--- START OF GIVEN RECORDS ---

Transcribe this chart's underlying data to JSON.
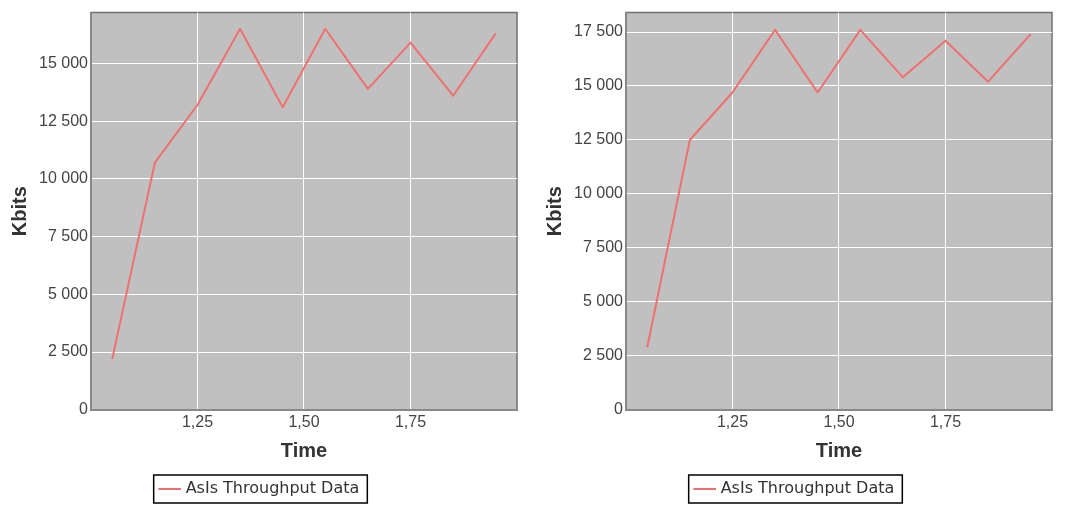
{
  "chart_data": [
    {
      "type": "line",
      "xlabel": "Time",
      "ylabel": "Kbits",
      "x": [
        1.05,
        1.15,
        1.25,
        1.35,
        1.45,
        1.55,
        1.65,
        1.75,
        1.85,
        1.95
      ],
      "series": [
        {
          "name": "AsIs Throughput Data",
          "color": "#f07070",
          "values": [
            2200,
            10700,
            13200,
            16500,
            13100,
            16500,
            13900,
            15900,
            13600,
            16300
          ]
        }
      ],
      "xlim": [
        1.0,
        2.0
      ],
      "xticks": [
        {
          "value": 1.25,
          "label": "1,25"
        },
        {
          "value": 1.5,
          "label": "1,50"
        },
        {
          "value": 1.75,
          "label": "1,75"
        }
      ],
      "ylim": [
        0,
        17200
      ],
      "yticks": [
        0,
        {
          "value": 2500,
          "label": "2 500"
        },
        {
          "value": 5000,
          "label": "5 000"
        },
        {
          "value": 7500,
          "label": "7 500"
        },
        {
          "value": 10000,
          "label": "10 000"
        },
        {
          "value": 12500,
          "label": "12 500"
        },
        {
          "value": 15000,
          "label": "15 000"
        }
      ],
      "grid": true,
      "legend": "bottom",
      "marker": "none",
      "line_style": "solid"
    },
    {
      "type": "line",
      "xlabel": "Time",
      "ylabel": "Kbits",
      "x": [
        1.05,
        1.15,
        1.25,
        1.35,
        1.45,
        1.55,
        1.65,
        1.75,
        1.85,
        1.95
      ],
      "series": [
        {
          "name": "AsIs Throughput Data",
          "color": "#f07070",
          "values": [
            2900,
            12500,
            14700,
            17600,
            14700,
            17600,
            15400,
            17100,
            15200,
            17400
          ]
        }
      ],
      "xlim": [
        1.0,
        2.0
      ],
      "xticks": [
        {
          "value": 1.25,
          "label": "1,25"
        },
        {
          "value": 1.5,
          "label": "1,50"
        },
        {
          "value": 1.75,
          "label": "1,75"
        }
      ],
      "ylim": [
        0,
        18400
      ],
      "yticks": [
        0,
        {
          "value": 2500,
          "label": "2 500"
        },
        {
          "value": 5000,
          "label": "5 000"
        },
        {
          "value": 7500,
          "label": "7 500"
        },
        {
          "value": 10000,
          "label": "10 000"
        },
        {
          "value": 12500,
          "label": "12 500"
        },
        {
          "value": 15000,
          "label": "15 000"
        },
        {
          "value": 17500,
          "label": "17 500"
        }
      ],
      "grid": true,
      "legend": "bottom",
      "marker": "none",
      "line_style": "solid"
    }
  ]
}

--- END OF GIVEN RECORDS ---

• [WHAT THE EXERCISE ASKS]: Every line of the material is to be quoted exactly, with no pictures carried over.

• [RESULT OF THE EXERCISE]:
Transcribe this chart's underlying data to JSON.
{
  "chart_data": [
    {
      "type": "line",
      "xlabel": "Time",
      "ylabel": "Kbits",
      "x": [
        1.05,
        1.15,
        1.25,
        1.35,
        1.45,
        1.55,
        1.65,
        1.75,
        1.85,
        1.95
      ],
      "series": [
        {
          "name": "AsIs Throughput Data",
          "color": "#f07070",
          "values": [
            2200,
            10700,
            13200,
            16500,
            13100,
            16500,
            13900,
            15900,
            13600,
            16300
          ]
        }
      ],
      "xlim": [
        1.0,
        2.0
      ],
      "xticks": [
        {
          "value": 1.25,
          "label": "1,25"
        },
        {
          "value": 1.5,
          "label": "1,50"
        },
        {
          "value": 1.75,
          "label": "1,75"
        }
      ],
      "ylim": [
        0,
        17200
      ],
      "yticks": [
        0,
        {
          "value": 2500,
          "label": "2 500"
        },
        {
          "value": 5000,
          "label": "5 000"
        },
        {
          "value": 7500,
          "label": "7 500"
        },
        {
          "value": 10000,
          "label": "10 000"
        },
        {
          "value": 12500,
          "label": "12 500"
        },
        {
          "value": 15000,
          "label": "15 000"
        }
      ],
      "grid": true,
      "legend": "bottom",
      "marker": "none",
      "line_style": "solid"
    },
    {
      "type": "line",
      "xlabel": "Time",
      "ylabel": "Kbits",
      "x": [
        1.05,
        1.15,
        1.25,
        1.35,
        1.45,
        1.55,
        1.65,
        1.75,
        1.85,
        1.95
      ],
      "series": [
        {
          "name": "AsIs Throughput Data",
          "color": "#f07070",
          "values": [
            2900,
            12500,
            14700,
            17600,
            14700,
            17600,
            15400,
            17100,
            15200,
            17400
          ]
        }
      ],
      "xlim": [
        1.0,
        2.0
      ],
      "xticks": [
        {
          "value": 1.25,
          "label": "1,25"
        },
        {
          "value": 1.5,
          "label": "1,50"
        },
        {
          "value": 1.75,
          "label": "1,75"
        }
      ],
      "ylim": [
        0,
        18400
      ],
      "yticks": [
        0,
        {
          "value": 2500,
          "label": "2 500"
        },
        {
          "value": 5000,
          "label": "5 000"
        },
        {
          "value": 7500,
          "label": "7 500"
        },
        {
          "value": 10000,
          "label": "10 000"
        },
        {
          "value": 12500,
          "label": "12 500"
        },
        {
          "value": 15000,
          "label": "15 000"
        },
        {
          "value": 17500,
          "label": "17 500"
        }
      ],
      "grid": true,
      "legend": "bottom",
      "marker": "none",
      "line_style": "solid"
    }
  ]
}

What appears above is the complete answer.